Write out the whole listing, matching it exactly.

---------- Records shown

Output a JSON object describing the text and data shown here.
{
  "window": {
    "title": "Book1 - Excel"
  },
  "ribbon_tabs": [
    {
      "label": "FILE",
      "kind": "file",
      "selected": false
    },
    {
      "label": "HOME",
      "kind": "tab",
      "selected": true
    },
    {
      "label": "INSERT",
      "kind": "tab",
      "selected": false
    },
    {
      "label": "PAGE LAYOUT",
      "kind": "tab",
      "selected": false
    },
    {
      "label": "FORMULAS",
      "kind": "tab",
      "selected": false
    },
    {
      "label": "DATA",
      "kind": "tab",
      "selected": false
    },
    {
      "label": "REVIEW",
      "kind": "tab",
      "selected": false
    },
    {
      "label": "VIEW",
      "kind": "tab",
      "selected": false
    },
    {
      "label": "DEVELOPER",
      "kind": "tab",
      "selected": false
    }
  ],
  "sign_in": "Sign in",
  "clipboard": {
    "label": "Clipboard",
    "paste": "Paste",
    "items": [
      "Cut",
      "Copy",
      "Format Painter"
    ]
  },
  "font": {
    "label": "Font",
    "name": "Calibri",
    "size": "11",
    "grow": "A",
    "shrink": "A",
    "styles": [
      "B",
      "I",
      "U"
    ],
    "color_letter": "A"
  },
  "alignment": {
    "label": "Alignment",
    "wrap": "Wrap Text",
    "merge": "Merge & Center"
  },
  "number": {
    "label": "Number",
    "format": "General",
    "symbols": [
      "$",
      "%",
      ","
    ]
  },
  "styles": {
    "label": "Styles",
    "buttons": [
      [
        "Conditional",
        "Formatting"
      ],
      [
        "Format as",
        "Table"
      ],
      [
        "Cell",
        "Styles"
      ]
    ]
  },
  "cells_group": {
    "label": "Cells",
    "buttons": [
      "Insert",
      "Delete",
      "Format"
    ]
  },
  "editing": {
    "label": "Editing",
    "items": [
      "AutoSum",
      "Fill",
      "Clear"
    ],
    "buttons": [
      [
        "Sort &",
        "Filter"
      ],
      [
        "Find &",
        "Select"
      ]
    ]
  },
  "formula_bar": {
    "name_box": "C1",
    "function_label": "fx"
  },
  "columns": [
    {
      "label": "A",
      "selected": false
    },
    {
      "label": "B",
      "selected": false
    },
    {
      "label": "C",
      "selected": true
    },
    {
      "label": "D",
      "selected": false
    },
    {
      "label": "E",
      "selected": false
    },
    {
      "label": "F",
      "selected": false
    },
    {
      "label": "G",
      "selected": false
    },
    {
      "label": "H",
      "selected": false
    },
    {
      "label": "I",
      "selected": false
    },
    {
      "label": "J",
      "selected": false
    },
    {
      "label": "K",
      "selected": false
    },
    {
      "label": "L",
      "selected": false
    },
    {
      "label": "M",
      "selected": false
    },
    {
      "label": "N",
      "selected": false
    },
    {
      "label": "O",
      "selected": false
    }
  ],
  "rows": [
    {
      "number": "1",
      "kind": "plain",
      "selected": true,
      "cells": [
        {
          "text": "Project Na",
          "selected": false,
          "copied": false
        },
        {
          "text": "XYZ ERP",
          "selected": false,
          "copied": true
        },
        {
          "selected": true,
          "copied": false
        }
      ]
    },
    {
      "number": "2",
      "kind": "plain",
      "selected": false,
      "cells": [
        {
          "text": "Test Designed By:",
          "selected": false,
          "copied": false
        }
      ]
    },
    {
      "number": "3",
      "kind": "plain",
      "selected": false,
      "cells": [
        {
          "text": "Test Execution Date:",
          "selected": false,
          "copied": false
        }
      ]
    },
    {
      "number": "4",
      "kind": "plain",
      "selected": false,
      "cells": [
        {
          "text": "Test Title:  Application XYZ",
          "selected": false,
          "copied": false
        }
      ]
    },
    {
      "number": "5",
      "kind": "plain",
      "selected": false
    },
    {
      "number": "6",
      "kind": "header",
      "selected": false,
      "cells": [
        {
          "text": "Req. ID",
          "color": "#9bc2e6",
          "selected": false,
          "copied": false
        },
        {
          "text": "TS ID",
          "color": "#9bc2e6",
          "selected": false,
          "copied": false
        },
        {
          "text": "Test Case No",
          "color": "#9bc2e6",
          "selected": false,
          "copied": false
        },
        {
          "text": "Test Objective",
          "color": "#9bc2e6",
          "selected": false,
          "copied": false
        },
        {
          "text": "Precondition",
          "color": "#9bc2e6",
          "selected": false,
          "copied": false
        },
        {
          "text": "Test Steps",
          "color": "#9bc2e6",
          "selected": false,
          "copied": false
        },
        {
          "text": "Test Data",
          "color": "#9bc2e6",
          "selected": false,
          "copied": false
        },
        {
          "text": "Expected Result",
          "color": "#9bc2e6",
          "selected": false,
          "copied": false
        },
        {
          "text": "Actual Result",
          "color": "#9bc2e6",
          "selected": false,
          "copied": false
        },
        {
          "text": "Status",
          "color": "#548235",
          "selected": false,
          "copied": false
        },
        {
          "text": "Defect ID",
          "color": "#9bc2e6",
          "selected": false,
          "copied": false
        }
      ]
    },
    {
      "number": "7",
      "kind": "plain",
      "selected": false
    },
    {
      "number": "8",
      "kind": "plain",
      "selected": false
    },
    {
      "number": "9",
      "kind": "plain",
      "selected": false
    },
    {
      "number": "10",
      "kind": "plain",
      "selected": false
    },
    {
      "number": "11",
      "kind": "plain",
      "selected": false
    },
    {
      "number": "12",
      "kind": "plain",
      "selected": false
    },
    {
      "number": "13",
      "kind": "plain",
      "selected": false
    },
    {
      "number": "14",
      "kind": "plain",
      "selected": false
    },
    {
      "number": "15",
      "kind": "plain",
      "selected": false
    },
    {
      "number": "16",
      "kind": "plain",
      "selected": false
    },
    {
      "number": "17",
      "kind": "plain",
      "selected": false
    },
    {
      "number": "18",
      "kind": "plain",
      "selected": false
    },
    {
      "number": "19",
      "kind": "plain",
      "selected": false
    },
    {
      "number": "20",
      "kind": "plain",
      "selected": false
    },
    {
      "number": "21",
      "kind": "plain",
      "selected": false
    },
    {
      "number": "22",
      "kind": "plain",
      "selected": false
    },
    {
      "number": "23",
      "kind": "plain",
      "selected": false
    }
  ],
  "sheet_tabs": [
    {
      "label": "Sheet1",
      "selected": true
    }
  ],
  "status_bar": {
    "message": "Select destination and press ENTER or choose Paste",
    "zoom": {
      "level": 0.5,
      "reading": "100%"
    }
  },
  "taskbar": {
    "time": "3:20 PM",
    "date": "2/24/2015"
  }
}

--------------------

§ **Output of the task**:
Output a JSON object describing the text and data shown here.
{
  "window": {
    "title": "Book1 - Excel"
  },
  "ribbon_tabs": [
    {
      "label": "FILE",
      "kind": "file",
      "selected": false
    },
    {
      "label": "HOME",
      "kind": "tab",
      "selected": true
    },
    {
      "label": "INSERT",
      "kind": "tab",
      "selected": false
    },
    {
      "label": "PAGE LAYOUT",
      "kind": "tab",
      "selected": false
    },
    {
      "label": "FORMULAS",
      "kind": "tab",
      "selected": false
    },
    {
      "label": "DATA",
      "kind": "tab",
      "selected": false
    },
    {
      "label": "REVIEW",
      "kind": "tab",
      "selected": false
    },
    {
      "label": "VIEW",
      "kind": "tab",
      "selected": false
    },
    {
      "label": "DEVELOPER",
      "kind": "tab",
      "selected": false
    }
  ],
  "sign_in": "Sign in",
  "clipboard": {
    "label": "Clipboard",
    "paste": "Paste",
    "items": [
      "Cut",
      "Copy",
      "Format Painter"
    ]
  },
  "font": {
    "label": "Font",
    "name": "Calibri",
    "size": "11",
    "grow": "A",
    "shrink": "A",
    "styles": [
      "B",
      "I",
      "U"
    ],
    "color_letter": "A"
  },
  "alignment": {
    "label": "Alignment",
    "wrap": "Wrap Text",
    "merge": "Merge & Center"
  },
  "number": {
    "label": "Number",
    "format": "General",
    "symbols": [
      "$",
      "%",
      ","
    ]
  },
  "styles": {
    "label": "Styles",
    "buttons": [
      [
        "Conditional",
        "Formatting"
      ],
      [
        "Format as",
        "Table"
      ],
      [
        "Cell",
        "Styles"
      ]
    ]
  },
  "cells_group": {
    "label": "Cells",
    "buttons": [
      "Insert",
      "Delete",
      "Format"
    ]
  },
  "editing": {
    "label": "Editing",
    "items": [
      "AutoSum",
      "Fill",
      "Clear"
    ],
    "buttons": [
      [
        "Sort &",
        "Filter"
      ],
      [
        "Find &",
        "Select"
      ]
    ]
  },
  "formula_bar": {
    "name_box": "C1",
    "function_label": "fx"
  },
  "columns": [
    {
      "label": "A",
      "selected": false
    },
    {
      "label": "B",
      "selected": false
    },
    {
      "label": "C",
      "selected": true
    },
    {
      "label": "D",
      "selected": false
    },
    {
      "label": "E",
      "selected": false
    },
    {
      "label": "F",
      "selected": false
    },
    {
      "label": "G",
      "selected": false
    },
    {
      "label": "H",
      "selected": false
    },
    {
      "label": "I",
      "selected": false
    },
    {
      "label": "J",
      "selected": false
    },
    {
      "label": "K",
      "selected": false
    },
    {
      "label": "L",
      "selected": false
    },
    {
      "label": "M",
      "selected": false
    },
    {
      "label": "N",
      "selected": false
    },
    {
      "label": "O",
      "selected": false
    }
  ],
  "rows": [
    {
      "number": "1",
      "kind": "plain",
      "selected": true,
      "cells": [
        {
          "text": "Project Na",
          "selected": false,
          "copied": false
        },
        {
          "text": "XYZ ERP",
          "selected": false,
          "copied": true
        },
        {
          "selected": true,
          "copied": false
        }
      ]
    },
    {
      "number": "2",
      "kind": "plain",
      "selected": false,
      "cells": [
        {
          "text": "Test Designed By:",
          "selected": false,
          "copied": false
        }
      ]
    },
    {
      "number": "3",
      "kind": "plain",
      "selected": false,
      "cells": [
        {
          "text": "Test Execution Date:",
          "selected": false,
          "copied": false
        }
      ]
    },
    {
      "number": "4",
      "kind": "plain",
      "selected": false,
      "cells": [
        {
          "text": "Test Title:  Application XYZ",
          "selected": false,
          "copied": false
        }
      ]
    },
    {
      "number": "5",
      "kind": "plain",
      "selected": false
    },
    {
      "number": "6",
      "kind": "header",
      "selected": false,
      "cells": [
        {
          "text": "Req. ID",
          "color": "#9bc2e6",
          "selected": false,
          "copied": false
        },
        {
          "text": "TS ID",
          "color": "#9bc2e6",
          "selected": false,
          "copied": false
        },
        {
          "text": "Test Case No",
          "color": "#9bc2e6",
          "selected": false,
          "copied": false
        },
        {
          "text": "Test Objective",
          "color": "#9bc2e6",
          "selected": false,
          "copied": false
        },
        {
          "text": "Precondition",
          "color": "#9bc2e6",
          "selected": false,
          "copied": false
        },
        {
          "text": "Test Steps",
          "color": "#9bc2e6",
          "selected": false,
          "copied": false
        },
        {
          "text": "Test Data",
          "color": "#9bc2e6",
          "selected": false,
          "copied": false
        },
        {
          "text": "Expected Result",
          "color": "#9bc2e6",
          "selected": false,
          "copied": false
        },
        {
          "text": "Actual Result",
          "color": "#9bc2e6",
          "selected": false,
          "copied": false
        },
        {
          "text": "Status",
          "color": "#548235",
          "selected": false,
          "copied": false
        },
        {
          "text": "Defect ID",
          "color": "#9bc2e6",
          "selected": false,
          "copied": false
        }
      ]
    },
    {
      "number": "7",
      "kind": "plain",
      "selected": false
    },
    {
      "number": "8",
      "kind": "plain",
      "selected": false
    },
    {
      "number": "9",
      "kind": "plain",
      "selected": false
    },
    {
      "number": "10",
      "kind": "plain",
      "selected": false
    },
    {
      "number": "11",
      "kind": "plain",
      "selected": false
    },
    {
      "number": "12",
      "kind": "plain",
      "selected": false
    },
    {
      "number": "13",
      "kind": "plain",
      "selected": false
    },
    {
      "number": "14",
      "kind": "plain",
      "selected": false
    },
    {
      "number": "15",
      "kind": "plain",
      "selected": false
    },
    {
      "number": "16",
      "kind": "plain",
      "selected": false
    },
    {
      "number": "17",
      "kind": "plain",
      "selected": false
    },
    {
      "number": "18",
      "kind": "plain",
      "selected": false
    },
    {
      "number": "19",
      "kind": "plain",
      "selected": false
    },
    {
      "number": "20",
      "kind": "plain",
      "selected": false
    },
    {
      "number": "21",
      "kind": "plain",
      "selected": false
    },
    {
      "number": "22",
      "kind": "plain",
      "selected": false
    },
    {
      "number": "23",
      "kind": "plain",
      "selected": false
    }
  ],
  "sheet_tabs": [
    {
      "label": "Sheet1",
      "selected": true
    }
  ],
  "status_bar": {
    "message": "Select destination and press ENTER or choose Paste",
    "zoom": {
      "level": 0.5,
      "reading": "100%"
    }
  },
  "taskbar": {
    "time": "3:20 PM",
    "date": "2/24/2015"
  }
}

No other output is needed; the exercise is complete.